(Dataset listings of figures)
::::
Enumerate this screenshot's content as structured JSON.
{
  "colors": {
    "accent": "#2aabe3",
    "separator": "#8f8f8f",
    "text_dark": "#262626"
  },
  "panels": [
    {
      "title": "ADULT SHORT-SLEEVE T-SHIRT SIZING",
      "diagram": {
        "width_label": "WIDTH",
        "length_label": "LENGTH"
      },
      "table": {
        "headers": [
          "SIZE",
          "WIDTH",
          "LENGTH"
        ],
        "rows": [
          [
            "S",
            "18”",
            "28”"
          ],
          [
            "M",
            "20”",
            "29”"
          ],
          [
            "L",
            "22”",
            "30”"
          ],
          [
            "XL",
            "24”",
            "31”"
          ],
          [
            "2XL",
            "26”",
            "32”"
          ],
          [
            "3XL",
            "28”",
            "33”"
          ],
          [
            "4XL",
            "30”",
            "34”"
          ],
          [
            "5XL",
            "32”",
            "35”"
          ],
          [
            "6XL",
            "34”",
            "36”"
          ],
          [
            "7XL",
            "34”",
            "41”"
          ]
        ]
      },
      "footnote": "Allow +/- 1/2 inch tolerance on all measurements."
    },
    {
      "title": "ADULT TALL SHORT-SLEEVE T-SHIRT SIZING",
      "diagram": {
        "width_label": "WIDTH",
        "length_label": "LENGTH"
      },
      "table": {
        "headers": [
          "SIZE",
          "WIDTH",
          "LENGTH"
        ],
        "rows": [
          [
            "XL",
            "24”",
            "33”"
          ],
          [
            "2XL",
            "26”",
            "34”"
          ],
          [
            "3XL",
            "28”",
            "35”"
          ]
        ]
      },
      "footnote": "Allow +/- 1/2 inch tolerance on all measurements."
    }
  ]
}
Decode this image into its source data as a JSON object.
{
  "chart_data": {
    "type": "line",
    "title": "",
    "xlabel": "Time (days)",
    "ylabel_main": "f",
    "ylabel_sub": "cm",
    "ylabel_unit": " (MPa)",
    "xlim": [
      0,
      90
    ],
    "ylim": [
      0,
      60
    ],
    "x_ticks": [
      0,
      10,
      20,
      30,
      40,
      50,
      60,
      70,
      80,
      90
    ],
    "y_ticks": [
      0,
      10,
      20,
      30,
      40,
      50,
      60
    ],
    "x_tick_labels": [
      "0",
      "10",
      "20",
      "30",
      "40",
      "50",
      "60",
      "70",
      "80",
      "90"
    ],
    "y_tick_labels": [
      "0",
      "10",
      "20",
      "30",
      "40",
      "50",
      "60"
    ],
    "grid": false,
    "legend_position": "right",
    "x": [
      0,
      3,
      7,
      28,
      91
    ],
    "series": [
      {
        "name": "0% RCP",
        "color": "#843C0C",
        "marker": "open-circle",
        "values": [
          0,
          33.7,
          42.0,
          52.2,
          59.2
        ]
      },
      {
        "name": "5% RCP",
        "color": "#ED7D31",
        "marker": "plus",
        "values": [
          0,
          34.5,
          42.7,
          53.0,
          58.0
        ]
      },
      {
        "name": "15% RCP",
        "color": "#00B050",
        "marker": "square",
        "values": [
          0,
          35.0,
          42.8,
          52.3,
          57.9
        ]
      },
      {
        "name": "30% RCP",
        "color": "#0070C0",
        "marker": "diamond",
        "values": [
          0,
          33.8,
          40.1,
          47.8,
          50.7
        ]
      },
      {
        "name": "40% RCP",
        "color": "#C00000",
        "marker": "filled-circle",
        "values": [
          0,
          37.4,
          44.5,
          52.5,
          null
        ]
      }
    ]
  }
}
::::
From the preceding material, extract every line exactly.

**Written solution:**
Enumerate this screenshot's content as structured JSON.
{
  "colors": {
    "accent": "#2aabe3",
    "separator": "#8f8f8f",
    "text_dark": "#262626"
  },
  "panels": [
    {
      "title": "ADULT SHORT-SLEEVE T-SHIRT SIZING",
      "diagram": {
        "width_label": "WIDTH",
        "length_label": "LENGTH"
      },
      "table": {
        "headers": [
          "SIZE",
          "WIDTH",
          "LENGTH"
        ],
        "rows": [
          [
            "S",
            "18”",
            "28”"
          ],
          [
            "M",
            "20”",
            "29”"
          ],
          [
            "L",
            "22”",
            "30”"
          ],
          [
            "XL",
            "24”",
            "31”"
          ],
          [
            "2XL",
            "26”",
            "32”"
          ],
          [
            "3XL",
            "28”",
            "33”"
          ],
          [
            "4XL",
            "30”",
            "34”"
          ],
          [
            "5XL",
            "32”",
            "35”"
          ],
          [
            "6XL",
            "34”",
            "36”"
          ],
          [
            "7XL",
            "34”",
            "41”"
          ]
        ]
      },
      "footnote": "Allow +/- 1/2 inch tolerance on all measurements."
    },
    {
      "title": "ADULT TALL SHORT-SLEEVE T-SHIRT SIZING",
      "diagram": {
        "width_label": "WIDTH",
        "length_label": "LENGTH"
      },
      "table": {
        "headers": [
          "SIZE",
          "WIDTH",
          "LENGTH"
        ],
        "rows": [
          [
            "XL",
            "24”",
            "33”"
          ],
          [
            "2XL",
            "26”",
            "34”"
          ],
          [
            "3XL",
            "28”",
            "35”"
          ]
        ]
      },
      "footnote": "Allow +/- 1/2 inch tolerance on all measurements."
    }
  ]
}
Decode this image into its source data as a JSON object.
{
  "chart_data": {
    "type": "line",
    "title": "",
    "xlabel": "Time (days)",
    "ylabel_main": "f",
    "ylabel_sub": "cm",
    "ylabel_unit": " (MPa)",
    "xlim": [
      0,
      90
    ],
    "ylim": [
      0,
      60
    ],
    "x_ticks": [
      0,
      10,
      20,
      30,
      40,
      50,
      60,
      70,
      80,
      90
    ],
    "y_ticks": [
      0,
      10,
      20,
      30,
      40,
      50,
      60
    ],
    "x_tick_labels": [
      "0",
      "10",
      "20",
      "30",
      "40",
      "50",
      "60",
      "70",
      "80",
      "90"
    ],
    "y_tick_labels": [
      "0",
      "10",
      "20",
      "30",
      "40",
      "50",
      "60"
    ],
    "grid": false,
    "legend_position": "right",
    "x": [
      0,
      3,
      7,
      28,
      91
    ],
    "series": [
      {
        "name": "0% RCP",
        "color": "#843C0C",
        "marker": "open-circle",
        "values": [
          0,
          33.7,
          42.0,
          52.2,
          59.2
        ]
      },
      {
        "name": "5% RCP",
        "color": "#ED7D31",
        "marker": "plus",
        "values": [
          0,
          34.5,
          42.7,
          53.0,
          58.0
        ]
      },
      {
        "name": "15% RCP",
        "color": "#00B050",
        "marker": "square",
        "values": [
          0,
          35.0,
          42.8,
          52.3,
          57.9
        ]
      },
      {
        "name": "30% RCP",
        "color": "#0070C0",
        "marker": "diamond",
        "values": [
          0,
          33.8,
          40.1,
          47.8,
          50.7
        ]
      },
      {
        "name": "40% RCP",
        "color": "#C00000",
        "marker": "filled-circle",
        "values": [
          0,
          37.4,
          44.5,
          52.5,
          null
        ]
      }
    ]
  }
}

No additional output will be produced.